INSTRUCTIONS TO FOLLOW: Return all lines in the material below that contain "screenshot".
[START]
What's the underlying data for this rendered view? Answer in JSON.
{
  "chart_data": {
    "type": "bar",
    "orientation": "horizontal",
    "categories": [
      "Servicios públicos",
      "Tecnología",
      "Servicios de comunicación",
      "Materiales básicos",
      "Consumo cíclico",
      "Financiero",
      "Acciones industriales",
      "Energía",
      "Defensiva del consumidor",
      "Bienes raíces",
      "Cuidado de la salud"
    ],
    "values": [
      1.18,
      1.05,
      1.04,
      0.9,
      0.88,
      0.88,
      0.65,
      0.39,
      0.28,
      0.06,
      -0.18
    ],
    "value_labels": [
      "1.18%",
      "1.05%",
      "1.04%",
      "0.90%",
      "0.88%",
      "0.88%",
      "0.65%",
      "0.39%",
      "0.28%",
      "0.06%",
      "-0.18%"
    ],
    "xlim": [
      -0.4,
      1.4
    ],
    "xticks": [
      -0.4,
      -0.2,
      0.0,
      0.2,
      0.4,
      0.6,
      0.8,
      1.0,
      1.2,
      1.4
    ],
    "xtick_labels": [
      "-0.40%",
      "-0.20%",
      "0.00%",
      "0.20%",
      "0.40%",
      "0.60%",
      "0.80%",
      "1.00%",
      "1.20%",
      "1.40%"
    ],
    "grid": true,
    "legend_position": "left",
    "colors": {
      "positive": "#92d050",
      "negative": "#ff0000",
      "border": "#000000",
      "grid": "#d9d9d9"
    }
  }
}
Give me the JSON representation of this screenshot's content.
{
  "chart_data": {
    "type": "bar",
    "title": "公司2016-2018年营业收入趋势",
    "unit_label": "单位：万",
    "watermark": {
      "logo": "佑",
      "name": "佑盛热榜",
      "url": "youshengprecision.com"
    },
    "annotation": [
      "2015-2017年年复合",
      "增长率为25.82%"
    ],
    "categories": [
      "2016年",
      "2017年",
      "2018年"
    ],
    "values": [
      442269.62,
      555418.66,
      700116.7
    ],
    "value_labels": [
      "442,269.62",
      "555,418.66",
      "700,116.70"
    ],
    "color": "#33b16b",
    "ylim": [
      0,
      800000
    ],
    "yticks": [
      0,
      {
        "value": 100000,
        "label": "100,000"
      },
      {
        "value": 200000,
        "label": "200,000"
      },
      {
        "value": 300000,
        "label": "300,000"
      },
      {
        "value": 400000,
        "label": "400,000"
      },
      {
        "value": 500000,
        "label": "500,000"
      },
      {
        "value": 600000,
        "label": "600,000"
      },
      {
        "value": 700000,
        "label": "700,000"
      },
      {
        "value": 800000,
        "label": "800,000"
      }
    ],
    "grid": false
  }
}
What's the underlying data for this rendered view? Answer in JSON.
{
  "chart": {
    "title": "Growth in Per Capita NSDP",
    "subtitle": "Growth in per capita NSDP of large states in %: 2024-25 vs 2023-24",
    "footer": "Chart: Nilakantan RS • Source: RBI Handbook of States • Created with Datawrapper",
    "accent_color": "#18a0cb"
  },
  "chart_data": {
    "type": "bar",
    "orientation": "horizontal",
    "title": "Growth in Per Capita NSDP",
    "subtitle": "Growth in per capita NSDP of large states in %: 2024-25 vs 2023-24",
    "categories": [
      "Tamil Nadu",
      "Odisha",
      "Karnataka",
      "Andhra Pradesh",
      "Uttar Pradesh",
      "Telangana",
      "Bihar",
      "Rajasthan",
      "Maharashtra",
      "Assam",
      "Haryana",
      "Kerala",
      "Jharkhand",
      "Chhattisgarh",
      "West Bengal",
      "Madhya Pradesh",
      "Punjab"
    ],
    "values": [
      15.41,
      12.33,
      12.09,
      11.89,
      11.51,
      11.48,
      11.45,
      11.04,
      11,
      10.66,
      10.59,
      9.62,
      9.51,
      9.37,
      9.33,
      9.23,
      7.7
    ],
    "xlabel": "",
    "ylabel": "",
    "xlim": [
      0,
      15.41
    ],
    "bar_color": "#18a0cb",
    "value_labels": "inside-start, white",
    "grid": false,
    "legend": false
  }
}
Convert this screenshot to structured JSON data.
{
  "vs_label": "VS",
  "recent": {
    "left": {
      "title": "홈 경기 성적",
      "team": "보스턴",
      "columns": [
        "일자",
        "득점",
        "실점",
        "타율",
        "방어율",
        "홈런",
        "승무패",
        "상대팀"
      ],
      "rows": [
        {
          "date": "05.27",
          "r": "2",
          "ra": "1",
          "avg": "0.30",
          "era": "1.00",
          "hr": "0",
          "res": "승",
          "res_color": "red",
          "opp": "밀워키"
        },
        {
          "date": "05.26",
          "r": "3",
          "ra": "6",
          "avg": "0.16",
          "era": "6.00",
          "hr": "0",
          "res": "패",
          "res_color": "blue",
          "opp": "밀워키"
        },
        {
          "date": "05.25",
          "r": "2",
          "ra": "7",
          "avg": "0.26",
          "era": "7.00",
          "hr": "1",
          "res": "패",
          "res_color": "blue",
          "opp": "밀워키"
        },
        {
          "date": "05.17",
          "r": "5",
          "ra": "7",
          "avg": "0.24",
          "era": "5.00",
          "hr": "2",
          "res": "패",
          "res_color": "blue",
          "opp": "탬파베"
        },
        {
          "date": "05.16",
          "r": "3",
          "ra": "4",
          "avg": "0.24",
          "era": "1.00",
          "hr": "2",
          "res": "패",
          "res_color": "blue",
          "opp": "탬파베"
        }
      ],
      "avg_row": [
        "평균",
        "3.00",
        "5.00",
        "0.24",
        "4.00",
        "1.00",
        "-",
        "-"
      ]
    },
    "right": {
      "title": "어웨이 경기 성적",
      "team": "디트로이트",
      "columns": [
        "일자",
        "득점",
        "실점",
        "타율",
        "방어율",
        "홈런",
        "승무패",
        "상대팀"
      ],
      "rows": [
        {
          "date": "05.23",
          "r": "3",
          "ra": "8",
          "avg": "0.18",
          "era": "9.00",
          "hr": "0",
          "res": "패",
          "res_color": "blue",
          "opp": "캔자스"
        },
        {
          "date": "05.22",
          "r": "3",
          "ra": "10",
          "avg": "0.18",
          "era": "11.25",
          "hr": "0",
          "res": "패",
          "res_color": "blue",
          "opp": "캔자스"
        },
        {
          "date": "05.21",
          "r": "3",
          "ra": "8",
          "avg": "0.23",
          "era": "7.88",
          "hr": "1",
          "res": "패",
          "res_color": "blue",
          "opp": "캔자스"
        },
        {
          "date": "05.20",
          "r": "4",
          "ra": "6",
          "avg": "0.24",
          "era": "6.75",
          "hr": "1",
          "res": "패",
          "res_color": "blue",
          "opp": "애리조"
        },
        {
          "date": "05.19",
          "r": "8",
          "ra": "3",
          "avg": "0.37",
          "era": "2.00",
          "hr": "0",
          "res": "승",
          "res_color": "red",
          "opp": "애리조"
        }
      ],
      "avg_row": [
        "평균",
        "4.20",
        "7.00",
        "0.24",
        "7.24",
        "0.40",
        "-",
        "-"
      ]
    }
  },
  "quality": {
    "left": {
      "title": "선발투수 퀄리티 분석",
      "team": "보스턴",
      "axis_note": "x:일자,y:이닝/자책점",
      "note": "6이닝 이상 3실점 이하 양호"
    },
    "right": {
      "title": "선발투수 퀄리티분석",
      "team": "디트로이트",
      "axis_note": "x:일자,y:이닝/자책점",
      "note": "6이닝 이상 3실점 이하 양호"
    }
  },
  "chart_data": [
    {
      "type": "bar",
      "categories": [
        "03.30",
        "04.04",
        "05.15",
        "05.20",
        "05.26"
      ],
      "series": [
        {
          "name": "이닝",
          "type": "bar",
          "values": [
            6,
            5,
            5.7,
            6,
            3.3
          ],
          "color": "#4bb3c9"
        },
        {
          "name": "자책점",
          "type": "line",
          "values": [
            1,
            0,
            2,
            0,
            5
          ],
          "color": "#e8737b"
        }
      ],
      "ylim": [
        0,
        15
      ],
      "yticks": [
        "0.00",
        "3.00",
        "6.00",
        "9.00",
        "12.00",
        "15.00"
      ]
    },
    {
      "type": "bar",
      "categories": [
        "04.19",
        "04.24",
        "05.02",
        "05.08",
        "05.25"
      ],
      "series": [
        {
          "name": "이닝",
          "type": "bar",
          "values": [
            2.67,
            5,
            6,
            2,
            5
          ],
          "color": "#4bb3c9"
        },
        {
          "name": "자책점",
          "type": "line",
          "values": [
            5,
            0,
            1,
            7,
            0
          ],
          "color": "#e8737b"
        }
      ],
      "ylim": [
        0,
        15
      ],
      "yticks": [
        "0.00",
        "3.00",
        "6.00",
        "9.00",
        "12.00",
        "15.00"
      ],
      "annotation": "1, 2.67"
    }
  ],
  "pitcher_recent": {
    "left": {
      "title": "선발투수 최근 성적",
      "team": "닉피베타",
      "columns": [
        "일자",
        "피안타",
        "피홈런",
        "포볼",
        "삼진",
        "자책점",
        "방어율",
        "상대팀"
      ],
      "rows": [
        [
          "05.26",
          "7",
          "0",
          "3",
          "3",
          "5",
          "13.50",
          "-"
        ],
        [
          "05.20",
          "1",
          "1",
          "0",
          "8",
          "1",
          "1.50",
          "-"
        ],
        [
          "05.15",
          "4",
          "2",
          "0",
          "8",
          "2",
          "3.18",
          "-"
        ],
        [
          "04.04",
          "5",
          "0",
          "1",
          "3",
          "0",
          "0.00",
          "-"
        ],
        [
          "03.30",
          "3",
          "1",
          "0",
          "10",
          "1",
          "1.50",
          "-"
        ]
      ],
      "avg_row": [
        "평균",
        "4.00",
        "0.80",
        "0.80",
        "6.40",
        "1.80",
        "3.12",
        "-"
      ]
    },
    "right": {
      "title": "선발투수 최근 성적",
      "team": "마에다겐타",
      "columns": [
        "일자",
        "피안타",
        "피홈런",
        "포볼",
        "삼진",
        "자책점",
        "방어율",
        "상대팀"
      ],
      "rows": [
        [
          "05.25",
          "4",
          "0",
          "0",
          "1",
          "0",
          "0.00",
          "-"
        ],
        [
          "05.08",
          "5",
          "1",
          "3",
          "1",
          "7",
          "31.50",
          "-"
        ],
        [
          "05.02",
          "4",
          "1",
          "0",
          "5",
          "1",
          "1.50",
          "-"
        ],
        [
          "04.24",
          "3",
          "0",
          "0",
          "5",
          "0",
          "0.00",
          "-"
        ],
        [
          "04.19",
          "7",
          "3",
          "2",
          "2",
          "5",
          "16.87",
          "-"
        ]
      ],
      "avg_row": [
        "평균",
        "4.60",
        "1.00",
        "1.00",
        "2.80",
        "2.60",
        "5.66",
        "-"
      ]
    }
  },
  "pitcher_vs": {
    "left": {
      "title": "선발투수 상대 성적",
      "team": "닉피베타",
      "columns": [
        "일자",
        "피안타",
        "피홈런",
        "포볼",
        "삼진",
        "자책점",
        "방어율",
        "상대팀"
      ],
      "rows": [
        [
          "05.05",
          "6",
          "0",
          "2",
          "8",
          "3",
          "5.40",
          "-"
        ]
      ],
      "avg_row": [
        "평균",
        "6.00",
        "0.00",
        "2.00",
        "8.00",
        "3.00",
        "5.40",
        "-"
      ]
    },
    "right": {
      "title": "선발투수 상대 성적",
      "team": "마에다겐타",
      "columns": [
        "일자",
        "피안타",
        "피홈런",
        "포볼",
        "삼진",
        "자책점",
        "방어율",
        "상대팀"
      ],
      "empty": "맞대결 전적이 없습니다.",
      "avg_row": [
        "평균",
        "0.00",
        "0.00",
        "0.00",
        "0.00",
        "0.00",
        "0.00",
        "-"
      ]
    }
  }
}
[END]
THE REPLY:
Give me the JSON representation of this screenshot's content.
Convert this screenshot to structured JSON data.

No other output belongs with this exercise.